# [GIVEN PROBLEM]
From the entries below, list each line with "结合国国际物资销售合同公约".

-- Start GIVEN RECORDS --

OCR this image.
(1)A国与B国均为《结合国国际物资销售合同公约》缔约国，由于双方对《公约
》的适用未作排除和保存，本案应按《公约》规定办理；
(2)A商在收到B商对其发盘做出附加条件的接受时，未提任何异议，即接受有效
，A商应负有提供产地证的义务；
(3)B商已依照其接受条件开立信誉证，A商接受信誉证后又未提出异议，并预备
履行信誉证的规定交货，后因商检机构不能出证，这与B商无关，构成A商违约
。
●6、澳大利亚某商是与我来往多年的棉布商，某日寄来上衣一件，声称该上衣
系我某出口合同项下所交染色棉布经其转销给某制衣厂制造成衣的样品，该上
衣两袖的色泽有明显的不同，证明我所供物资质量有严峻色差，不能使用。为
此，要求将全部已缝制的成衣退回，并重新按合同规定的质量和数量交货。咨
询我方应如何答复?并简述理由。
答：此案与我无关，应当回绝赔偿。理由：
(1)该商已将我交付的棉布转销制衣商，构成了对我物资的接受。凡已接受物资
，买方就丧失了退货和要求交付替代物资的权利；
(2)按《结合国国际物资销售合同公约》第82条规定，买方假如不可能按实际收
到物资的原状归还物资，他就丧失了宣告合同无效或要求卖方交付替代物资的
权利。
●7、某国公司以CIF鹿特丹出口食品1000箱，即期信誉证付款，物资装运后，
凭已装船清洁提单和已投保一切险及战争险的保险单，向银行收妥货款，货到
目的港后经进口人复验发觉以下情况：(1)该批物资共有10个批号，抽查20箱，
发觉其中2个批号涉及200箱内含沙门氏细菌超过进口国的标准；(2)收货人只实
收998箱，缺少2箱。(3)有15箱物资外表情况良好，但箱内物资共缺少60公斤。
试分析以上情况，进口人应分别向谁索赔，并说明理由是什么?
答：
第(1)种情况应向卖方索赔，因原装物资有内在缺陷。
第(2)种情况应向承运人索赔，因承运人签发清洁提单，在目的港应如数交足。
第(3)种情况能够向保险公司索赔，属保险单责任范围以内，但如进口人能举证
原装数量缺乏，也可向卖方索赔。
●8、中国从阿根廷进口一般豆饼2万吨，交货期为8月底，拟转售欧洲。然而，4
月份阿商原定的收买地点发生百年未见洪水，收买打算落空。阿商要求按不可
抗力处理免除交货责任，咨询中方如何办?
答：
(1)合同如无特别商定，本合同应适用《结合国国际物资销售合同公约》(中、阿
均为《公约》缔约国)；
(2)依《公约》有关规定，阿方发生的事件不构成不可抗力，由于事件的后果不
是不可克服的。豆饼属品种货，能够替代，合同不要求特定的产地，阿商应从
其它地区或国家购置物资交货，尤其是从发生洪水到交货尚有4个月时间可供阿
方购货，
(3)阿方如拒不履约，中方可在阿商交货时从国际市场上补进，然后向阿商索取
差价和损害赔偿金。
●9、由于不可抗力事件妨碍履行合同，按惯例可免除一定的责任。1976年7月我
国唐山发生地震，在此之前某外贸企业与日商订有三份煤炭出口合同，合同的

-- End GIVEN RECORDS --

# [CORRECT OUTPUT]
(1)A国与B国均为《结合国国际物资销售合同公约》缔约国，由于双方对《公约
(2)按《结合国国际物资销售合同公约》第82条规定，买方假如不可能按实际收
(1)合同如无特别商定，本合同应适用《结合国国际物资销售合同公约》(中、阿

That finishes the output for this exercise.